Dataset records
──────────────────────────────
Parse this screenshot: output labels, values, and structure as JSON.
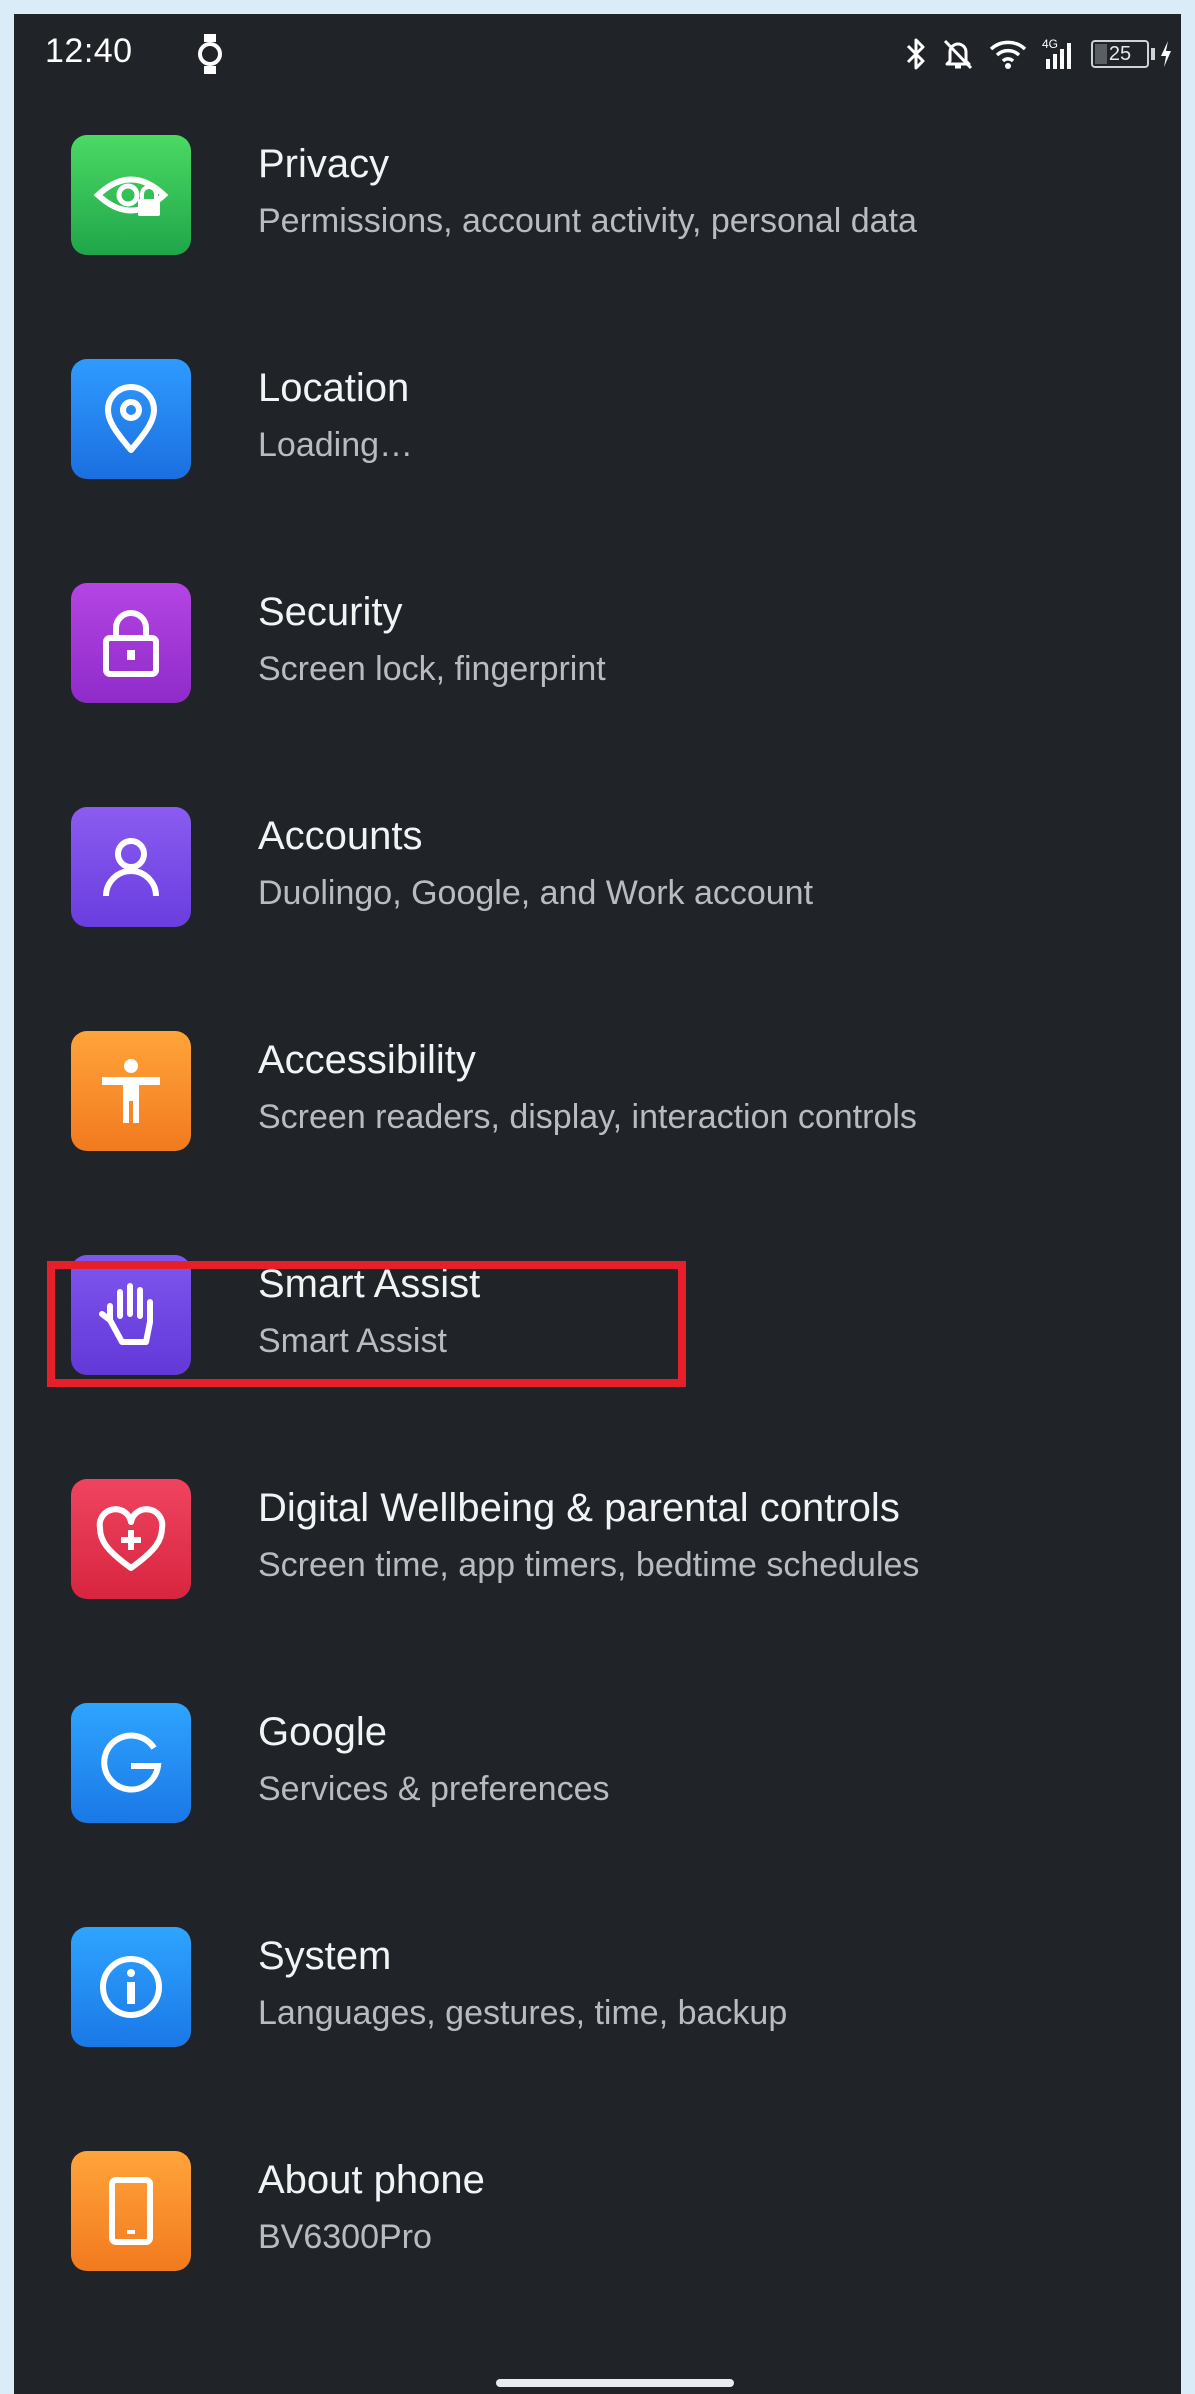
{
  "status_bar": {
    "time": "12:40",
    "network_label": "4G",
    "battery_level": "25",
    "icons": [
      "smartwatch-icon",
      "bluetooth-icon",
      "alarm-off-icon",
      "wifi-icon",
      "cell-signal-icon",
      "battery-icon",
      "charging-icon"
    ]
  },
  "settings": {
    "items": [
      {
        "title": "Privacy",
        "subtitle": "Permissions, account activity, personal data",
        "icon": "privacy-eye-icon",
        "color_top": "#4cd964",
        "color_bottom": "#1fa64a"
      },
      {
        "title": "Location",
        "subtitle": "Loading…",
        "icon": "location-pin-icon",
        "color_top": "#2f9bff",
        "color_bottom": "#1b6fe0"
      },
      {
        "title": "Security",
        "subtitle": "Screen lock, fingerprint",
        "icon": "lock-icon",
        "color_top": "#b445e4",
        "color_bottom": "#8f2bc9"
      },
      {
        "title": "Accounts",
        "subtitle": "Duolingo, Google, and Work account",
        "icon": "person-icon",
        "color_top": "#8a5cf0",
        "color_bottom": "#6a3de0"
      },
      {
        "title": "Accessibility",
        "subtitle": "Screen readers, display, interaction controls",
        "icon": "accessibility-icon",
        "color_top": "#ffa43a",
        "color_bottom": "#f27a1f"
      },
      {
        "title": "Smart Assist",
        "subtitle": "Smart Assist",
        "icon": "hand-icon",
        "color_top": "#7f56ee",
        "color_bottom": "#6238d8"
      },
      {
        "title": "Digital Wellbeing & parental controls",
        "subtitle": "Screen time, app timers, bedtime schedules",
        "icon": "heart-plus-icon",
        "color_top": "#ef4460",
        "color_bottom": "#d8253f"
      },
      {
        "title": "Google",
        "subtitle": "Services & preferences",
        "icon": "google-g-icon",
        "color_top": "#2fa4ff",
        "color_bottom": "#1a78e6"
      },
      {
        "title": "System",
        "subtitle": "Languages, gestures, time, backup",
        "icon": "info-icon",
        "color_top": "#2fa4ff",
        "color_bottom": "#1a78e6"
      },
      {
        "title": "About phone",
        "subtitle": "BV6300Pro",
        "icon": "phone-icon",
        "color_top": "#ffa43a",
        "color_bottom": "#f27a1f"
      }
    ]
  },
  "highlight": {
    "target": "Smart Assist",
    "color": "#e5202b"
  },
  "colors": {
    "background": "#202428",
    "title_text": "#f1f3f4",
    "subtitle_text": "#b7bcc0",
    "frame": "#d9ecf7"
  }
}
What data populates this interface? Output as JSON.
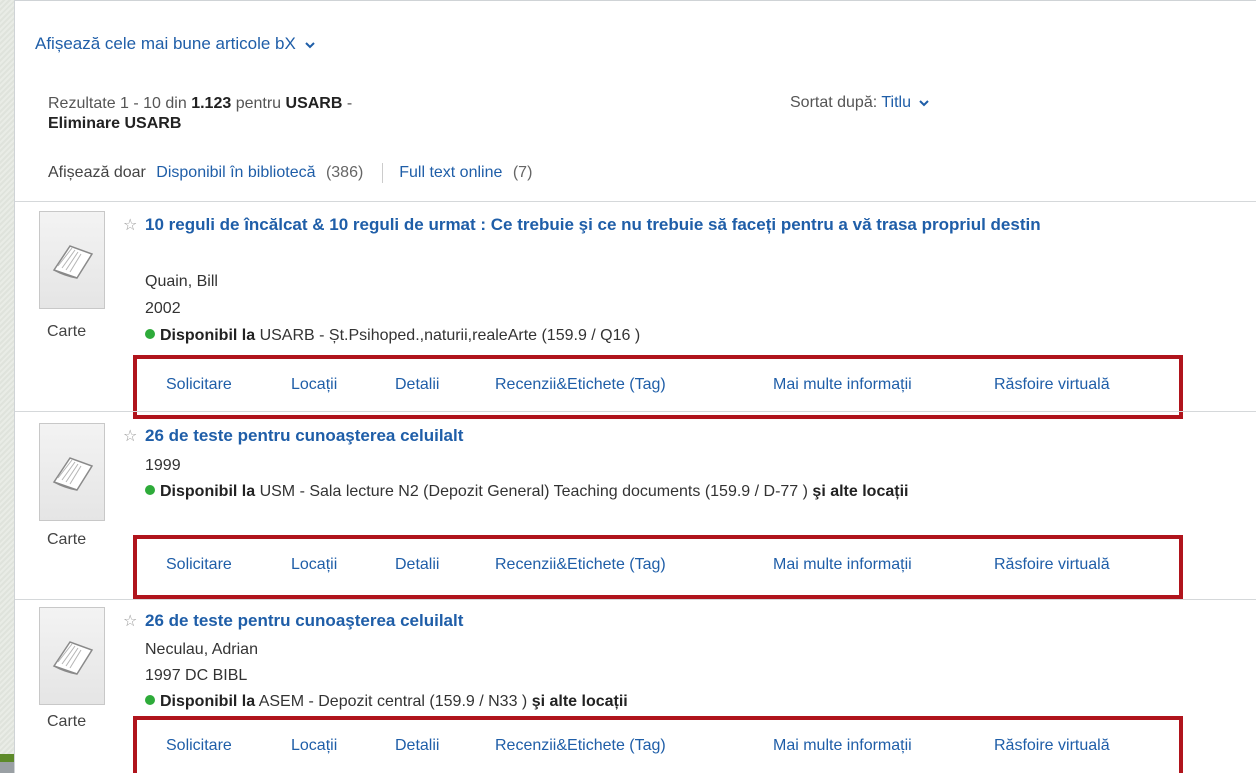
{
  "top_link": "Afișează cele mai bune articole bX",
  "summary": {
    "prefix": "Rezultate 1 - 10 din ",
    "total": "1.123",
    "for_text": "  pentru ",
    "query": "USARB",
    "dash": " -",
    "remove": "Eliminare USARB"
  },
  "sort": {
    "label": "Sortat după: ",
    "value": "Titlu"
  },
  "facets": {
    "label": "Afișează doar",
    "items": [
      {
        "label": "Disponibil în bibliotecă",
        "count": "(386)"
      },
      {
        "label": "Full text online",
        "count": "(7)"
      }
    ]
  },
  "actions": [
    "Solicitare",
    "Locații",
    "Detalii",
    "Recenzii&Etichete (Tag)",
    "Mai multe informații",
    "Răsfoire virtuală"
  ],
  "records": [
    {
      "type": "Carte",
      "title": "10 reguli de încălcat & 10 reguli de urmat : Ce trebuie şi ce nu trebuie să faceți pentru a vă trasa propriul destin",
      "author": "Quain, Bill",
      "year": "2002",
      "avail_label": "Disponibil la",
      "avail_text": " USARB - Șt.Psihoped.,naturii,realeArte  (159.9 / Q16 )",
      "avail_more": ""
    },
    {
      "type": "Carte",
      "title": "26 de teste pentru cunoaşterea celuilalt",
      "author": "",
      "year": "1999",
      "avail_label": "Disponibil la",
      "avail_text": " USM - Sala lecture N2 (Depozit General) Teaching documents (159.9 / D-77 ) ",
      "avail_more": "şi alte locații"
    },
    {
      "type": "Carte",
      "title": "26 de teste pentru cunoaşterea celuilalt",
      "author": "Neculau, Adrian",
      "year": "1997 DC BIBL",
      "avail_label": "Disponibil la",
      "avail_text": " ASEM - Depozit central   (159.9 / N33 ) ",
      "avail_more": "şi alte locații"
    }
  ]
}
──────────────────────────────
Drop the images and repeat the data exactly.

• [RESPONSE FOR THIS EXERCISE]
Parse this screenshot: output labels, values, and structure as JSON.
{
  "status_bar": {
    "time": "12:40",
    "network_label": "4G",
    "battery_level": "25",
    "icons": [
      "smartwatch-icon",
      "bluetooth-icon",
      "alarm-off-icon",
      "wifi-icon",
      "cell-signal-icon",
      "battery-icon",
      "charging-icon"
    ]
  },
  "settings": {
    "items": [
      {
        "title": "Privacy",
        "subtitle": "Permissions, account activity, personal data",
        "icon": "privacy-eye-icon",
        "color_top": "#4cd964",
        "color_bottom": "#1fa64a"
      },
      {
        "title": "Location",
        "subtitle": "Loading…",
        "icon": "location-pin-icon",
        "color_top": "#2f9bff",
        "color_bottom": "#1b6fe0"
      },
      {
        "title": "Security",
        "subtitle": "Screen lock, fingerprint",
        "icon": "lock-icon",
        "color_top": "#b445e4",
        "color_bottom": "#8f2bc9"
      },
      {
        "title": "Accounts",
        "subtitle": "Duolingo, Google, and Work account",
        "icon": "person-icon",
        "color_top": "#8a5cf0",
        "color_bottom": "#6a3de0"
      },
      {
        "title": "Accessibility",
        "subtitle": "Screen readers, display, interaction controls",
        "icon": "accessibility-icon",
        "color_top": "#ffa43a",
        "color_bottom": "#f27a1f"
      },
      {
        "title": "Smart Assist",
        "subtitle": "Smart Assist",
        "icon": "hand-icon",
        "color_top": "#7f56ee",
        "color_bottom": "#6238d8"
      },
      {
        "title": "Digital Wellbeing & parental controls",
        "subtitle": "Screen time, app timers, bedtime schedules",
        "icon": "heart-plus-icon",
        "color_top": "#ef4460",
        "color_bottom": "#d8253f"
      },
      {
        "title": "Google",
        "subtitle": "Services & preferences",
        "icon": "google-g-icon",
        "color_top": "#2fa4ff",
        "color_bottom": "#1a78e6"
      },
      {
        "title": "System",
        "subtitle": "Languages, gestures, time, backup",
        "icon": "info-icon",
        "color_top": "#2fa4ff",
        "color_bottom": "#1a78e6"
      },
      {
        "title": "About phone",
        "subtitle": "BV6300Pro",
        "icon": "phone-icon",
        "color_top": "#ffa43a",
        "color_bottom": "#f27a1f"
      }
    ]
  },
  "highlight": {
    "target": "Smart Assist",
    "color": "#e5202b"
  },
  "colors": {
    "background": "#202428",
    "title_text": "#f1f3f4",
    "subtitle_text": "#b7bcc0",
    "frame": "#d9ecf7"
  }
}
What data populates this interface? Output as JSON.
{
  "top_link": "Afișează cele mai bune articole bX",
  "summary": {
    "prefix": "Rezultate 1 - 10 din ",
    "total": "1.123",
    "for_text": "  pentru ",
    "query": "USARB",
    "dash": " -",
    "remove": "Eliminare USARB"
  },
  "sort": {
    "label": "Sortat după: ",
    "value": "Titlu"
  },
  "facets": {
    "label": "Afișează doar",
    "items": [
      {
        "label": "Disponibil în bibliotecă",
        "count": "(386)"
      },
      {
        "label": "Full text online",
        "count": "(7)"
      }
    ]
  },
  "actions": [
    "Solicitare",
    "Locații",
    "Detalii",
    "Recenzii&Etichete (Tag)",
    "Mai multe informații",
    "Răsfoire virtuală"
  ],
  "records": [
    {
      "type": "Carte",
      "title": "10 reguli de încălcat & 10 reguli de urmat : Ce trebuie şi ce nu trebuie să faceți pentru a vă trasa propriul destin",
      "author": "Quain, Bill",
      "year": "2002",
      "avail_label": "Disponibil la",
      "avail_text": " USARB - Șt.Psihoped.,naturii,realeArte  (159.9 / Q16 )",
      "avail_more": ""
    },
    {
      "type": "Carte",
      "title": "26 de teste pentru cunoaşterea celuilalt",
      "author": "",
      "year": "1999",
      "avail_label": "Disponibil la",
      "avail_text": " USM - Sala lecture N2 (Depozit General) Teaching documents (159.9 / D-77 ) ",
      "avail_more": "şi alte locații"
    },
    {
      "type": "Carte",
      "title": "26 de teste pentru cunoaşterea celuilalt",
      "author": "Neculau, Adrian",
      "year": "1997 DC BIBL",
      "avail_label": "Disponibil la",
      "avail_text": " ASEM - Depozit central   (159.9 / N33 ) ",
      "avail_more": "şi alte locații"
    }
  ]
}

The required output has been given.